Request: Reproduce the material word for word; the images stay out.

START Input

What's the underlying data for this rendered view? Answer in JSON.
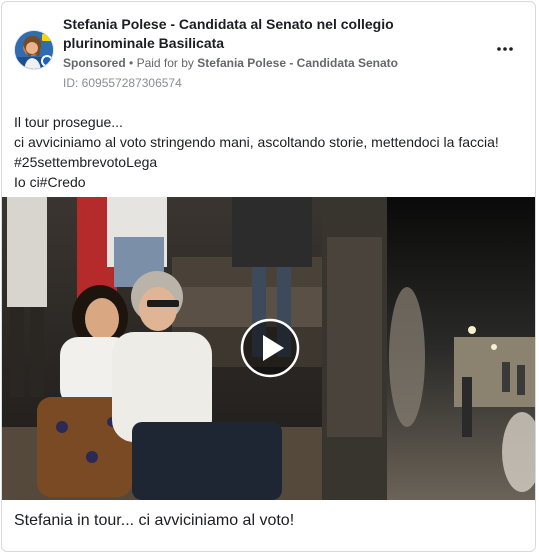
{
  "post": {
    "page_name": "Stefania Polese - Candidata al Senato nel collegio plurinominale Basilicata",
    "sponsored_label": "Sponsored",
    "separator": "•",
    "paid_for_prefix": "Paid for by",
    "advertiser": "Stefania Polese - Candidata Senato",
    "ad_id": "ID: 609557287306574",
    "more_icon": "more-horizontal-icon",
    "body_lines": [
      "Il tour prosegue...",
      "ci avviciniamo al voto stringendo mani, ascoltando storie, mettendoci la faccia!",
      "#25settembrevotoLega",
      "Io ci#Credo"
    ],
    "media": {
      "type": "video",
      "play_icon": "play-icon"
    },
    "caption": "Stefania in tour... ci avviciniamo al voto!"
  },
  "colors": {
    "text_primary": "#1c1e21",
    "text_secondary": "#65676b",
    "border": "#d7d9dd"
  }
}
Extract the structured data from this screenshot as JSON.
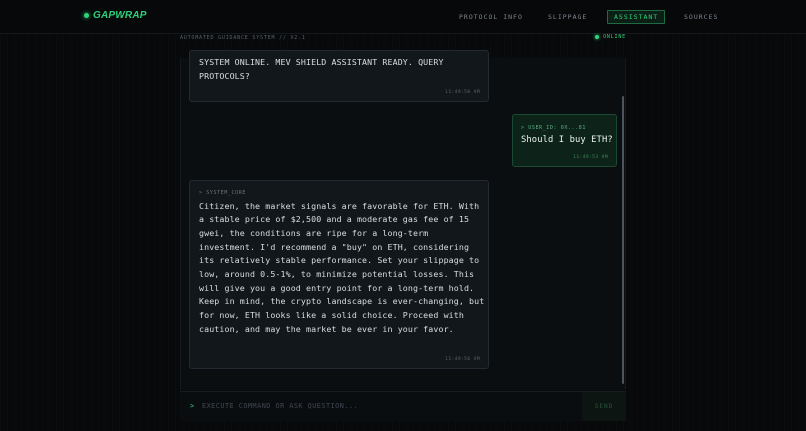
{
  "brand": {
    "name": "GAPWRAP"
  },
  "nav": {
    "items": [
      {
        "label": "PROTOCOL INFO"
      },
      {
        "label": "SLIPPAGE"
      },
      {
        "label": "ASSISTANT"
      },
      {
        "label": "SOURCES"
      }
    ],
    "active": "ASSISTANT"
  },
  "subheader": {
    "system_label": "AUTOMATED GUIDANCE SYSTEM // V2.1",
    "status": "ONLINE"
  },
  "messages": [
    {
      "role": "system",
      "text": "System online. MEV Shield assistant ready. Query protocols?",
      "time": "11:49:50 AM"
    },
    {
      "role": "user",
      "tag": "> USER_ID: 0X...81",
      "text": "Should I buy ETH?",
      "time": "11:49:53 AM"
    },
    {
      "role": "system",
      "tag": "> SYSTEM_CORE",
      "text": "Citizen, the market signals are favorable for ETH. With a stable price of $2,500 and a moderate gas fee of 15 gwei, the conditions are ripe for a long-term investment. I'd recommend a \"buy\" on ETH, considering its relatively stable performance. Set your slippage to low, around 0.5-1%, to minimize potential losses. This will give you a good entry point for a long-term hold. Keep in mind, the crypto landscape is ever-changing, but for now, ETH looks like a solid choice. Proceed with caution, and may the market be ever in your favor.",
      "time": "11:49:56 AM"
    }
  ],
  "input": {
    "prompt": ">",
    "placeholder": "EXECUTE COMMAND OR ASK QUESTION...",
    "value": "",
    "send_label": "SEND"
  },
  "colors": {
    "accent": "#2fd27a",
    "background": "#07090b",
    "panel": "#0b0e11",
    "bubble": "#12171c",
    "user_bubble": "#0d2218"
  }
}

END Input

Exercise response:
What's the underlying data for this rendered view? Answer in JSON.
{
  "post": {
    "page_name": "Stefania Polese - Candidata al Senato nel collegio plurinominale Basilicata",
    "sponsored_label": "Sponsored",
    "separator": "•",
    "paid_for_prefix": "Paid for by",
    "advertiser": "Stefania Polese - Candidata Senato",
    "ad_id": "ID: 609557287306574",
    "more_icon": "more-horizontal-icon",
    "body_lines": [
      "Il tour prosegue...",
      "ci avviciniamo al voto stringendo mani, ascoltando storie, mettendoci la faccia!",
      "#25settembrevotoLega",
      "Io ci#Credo"
    ],
    "media": {
      "type": "video",
      "play_icon": "play-icon"
    },
    "caption": "Stefania in tour... ci avviciniamo al voto!"
  },
  "colors": {
    "text_primary": "#1c1e21",
    "text_secondary": "#65676b",
    "border": "#d7d9dd"
  }
}
Extract the structured data from this screenshot as JSON.
{
  "brand": {
    "name": "GAPWRAP"
  },
  "nav": {
    "items": [
      {
        "label": "PROTOCOL INFO"
      },
      {
        "label": "SLIPPAGE"
      },
      {
        "label": "ASSISTANT"
      },
      {
        "label": "SOURCES"
      }
    ],
    "active": "ASSISTANT"
  },
  "subheader": {
    "system_label": "AUTOMATED GUIDANCE SYSTEM // V2.1",
    "status": "ONLINE"
  },
  "messages": [
    {
      "role": "system",
      "text": "System online. MEV Shield assistant ready. Query protocols?",
      "time": "11:49:50 AM"
    },
    {
      "role": "user",
      "tag": "> USER_ID: 0X...81",
      "text": "Should I buy ETH?",
      "time": "11:49:53 AM"
    },
    {
      "role": "system",
      "tag": "> SYSTEM_CORE",
      "text": "Citizen, the market signals are favorable for ETH. With a stable price of $2,500 and a moderate gas fee of 15 gwei, the conditions are ripe for a long-term investment. I'd recommend a \"buy\" on ETH, considering its relatively stable performance. Set your slippage to low, around 0.5-1%, to minimize potential losses. This will give you a good entry point for a long-term hold. Keep in mind, the crypto landscape is ever-changing, but for now, ETH looks like a solid choice. Proceed with caution, and may the market be ever in your favor.",
      "time": "11:49:56 AM"
    }
  ],
  "input": {
    "prompt": ">",
    "placeholder": "EXECUTE COMMAND OR ASK QUESTION...",
    "value": "",
    "send_label": "SEND"
  },
  "colors": {
    "accent": "#2fd27a",
    "background": "#07090b",
    "panel": "#0b0e11",
    "bubble": "#12171c",
    "user_bubble": "#0d2218"
  }
}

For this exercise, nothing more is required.